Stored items
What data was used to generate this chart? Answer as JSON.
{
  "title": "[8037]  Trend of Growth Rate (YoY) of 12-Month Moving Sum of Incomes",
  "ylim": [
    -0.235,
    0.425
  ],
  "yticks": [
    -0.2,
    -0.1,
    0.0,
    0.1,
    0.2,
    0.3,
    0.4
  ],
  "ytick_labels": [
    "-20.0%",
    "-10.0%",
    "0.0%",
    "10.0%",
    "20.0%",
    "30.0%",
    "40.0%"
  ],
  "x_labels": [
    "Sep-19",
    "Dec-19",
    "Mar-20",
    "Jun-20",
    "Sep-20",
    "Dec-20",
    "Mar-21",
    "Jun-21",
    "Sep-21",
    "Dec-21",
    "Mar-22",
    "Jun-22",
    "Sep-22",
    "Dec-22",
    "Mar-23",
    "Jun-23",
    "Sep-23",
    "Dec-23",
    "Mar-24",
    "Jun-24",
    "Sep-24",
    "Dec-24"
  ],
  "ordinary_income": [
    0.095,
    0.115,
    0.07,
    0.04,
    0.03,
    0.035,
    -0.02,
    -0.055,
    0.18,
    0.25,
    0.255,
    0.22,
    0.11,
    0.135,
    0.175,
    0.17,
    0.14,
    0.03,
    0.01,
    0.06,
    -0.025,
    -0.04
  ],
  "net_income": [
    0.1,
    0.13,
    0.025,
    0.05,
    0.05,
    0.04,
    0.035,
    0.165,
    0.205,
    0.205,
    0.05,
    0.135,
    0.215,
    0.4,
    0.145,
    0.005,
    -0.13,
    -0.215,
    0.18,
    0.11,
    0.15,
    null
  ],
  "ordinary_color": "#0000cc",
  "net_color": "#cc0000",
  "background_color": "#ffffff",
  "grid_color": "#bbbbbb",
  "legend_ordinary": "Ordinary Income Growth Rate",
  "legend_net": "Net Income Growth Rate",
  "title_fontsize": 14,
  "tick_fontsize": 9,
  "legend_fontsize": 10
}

Requirements:
Retype the listing. Match it exactly.

Reply to the exercise:
What data was used to generate this chart? Answer as JSON.
{
  "title": "[8037]  Trend of Growth Rate (YoY) of 12-Month Moving Sum of Incomes",
  "ylim": [
    -0.235,
    0.425
  ],
  "yticks": [
    -0.2,
    -0.1,
    0.0,
    0.1,
    0.2,
    0.3,
    0.4
  ],
  "ytick_labels": [
    "-20.0%",
    "-10.0%",
    "0.0%",
    "10.0%",
    "20.0%",
    "30.0%",
    "40.0%"
  ],
  "x_labels": [
    "Sep-19",
    "Dec-19",
    "Mar-20",
    "Jun-20",
    "Sep-20",
    "Dec-20",
    "Mar-21",
    "Jun-21",
    "Sep-21",
    "Dec-21",
    "Mar-22",
    "Jun-22",
    "Sep-22",
    "Dec-22",
    "Mar-23",
    "Jun-23",
    "Sep-23",
    "Dec-23",
    "Mar-24",
    "Jun-24",
    "Sep-24",
    "Dec-24"
  ],
  "ordinary_income": [
    0.095,
    0.115,
    0.07,
    0.04,
    0.03,
    0.035,
    -0.02,
    -0.055,
    0.18,
    0.25,
    0.255,
    0.22,
    0.11,
    0.135,
    0.175,
    0.17,
    0.14,
    0.03,
    0.01,
    0.06,
    -0.025,
    -0.04
  ],
  "net_income": [
    0.1,
    0.13,
    0.025,
    0.05,
    0.05,
    0.04,
    0.035,
    0.165,
    0.205,
    0.205,
    0.05,
    0.135,
    0.215,
    0.4,
    0.145,
    0.005,
    -0.13,
    -0.215,
    0.18,
    0.11,
    0.15,
    null
  ],
  "ordinary_color": "#0000cc",
  "net_color": "#cc0000",
  "background_color": "#ffffff",
  "grid_color": "#bbbbbb",
  "legend_ordinary": "Ordinary Income Growth Rate",
  "legend_net": "Net Income Growth Rate",
  "title_fontsize": 14,
  "tick_fontsize": 9,
  "legend_fontsize": 10
}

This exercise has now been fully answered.